EXTRACT
When it comes to using ISE for TACACS+ and you have a small-to-smallish-medium deployment, it should be fine to just run it all on one ISE cube along with the rest of your services. If you would consider yourself a medium to large deployment, I would guide you towards a separate ISE cube for those device admin services. The performance per platform for TACACS+ really depends but here are the general numbers from the ISE 2.2+ Deployment Scale and Limits guide found on the ISE Communities:

That may look like it'll scale fine if you only have a couple network engineers but let's say you have some processes that are scripted or network management systems that run processes daily or every couple hours? That will start to add up if you have hundreds or thousands of switches. Also important to note that the PSNs that are performing TACACS+ services also use the same MnT and if you're doing tons of command accounting for everything the scripts or management systems are doing, it may strain the MnT nodes if it's combined with a large ISE deployment for network access. If you worry that your deployment is too large for both to be in the same ISE cube, I would say to err on the side of caution and just stand up a separate ISE cube that's dedicated for TACACS+. 

High availability and redundancy is the next thing I want to talk about when it comes to ISE. What is considered an acceptable risk is highly subjective depending on the business. For example, military or defense may have requirements that NOTHING can ever get on the network unless it's identified and authenticated first and in the event of a failure, denial of services is the preferred option while the health industry would prefer a "fail open" strategy because availability of services is more important than locking it down.

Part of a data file
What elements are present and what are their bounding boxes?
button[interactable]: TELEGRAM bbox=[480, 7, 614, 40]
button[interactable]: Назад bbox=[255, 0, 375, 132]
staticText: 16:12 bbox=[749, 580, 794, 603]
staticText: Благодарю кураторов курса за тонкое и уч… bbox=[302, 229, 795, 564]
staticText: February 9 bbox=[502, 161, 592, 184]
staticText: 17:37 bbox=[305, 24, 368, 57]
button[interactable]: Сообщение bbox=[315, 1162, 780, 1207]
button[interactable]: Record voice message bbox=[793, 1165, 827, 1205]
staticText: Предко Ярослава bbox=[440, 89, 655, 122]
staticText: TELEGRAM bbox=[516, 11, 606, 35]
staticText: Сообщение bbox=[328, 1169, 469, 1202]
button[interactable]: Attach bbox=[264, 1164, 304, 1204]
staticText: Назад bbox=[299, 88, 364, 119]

WRITTEN REQUEST
From the ISE deployment text, extract the passage starting at "That may look" and ending at "dedicated for TACACS+.".

RESULT
That may look like it'll scale fine if you only have a couple network engineers but let's say you have some processes that are scripted or network management systems that run processes daily or every couple hours? That will start to add up if you have hundreds or thousands of switches. Also important to note that the PSNs that are performing TACACS+ services also use the same MnT and if you're doing tons of command accounting for everything the scripts or management systems are doing, it may strain the MnT nodes if it's combined with a large ISE deployment for network access. If you worry that your deployment is too large for both to be in the same ISE cube, I would say to err on the side of caution and just stand up a separate ISE cube that's dedicated for TACACS+.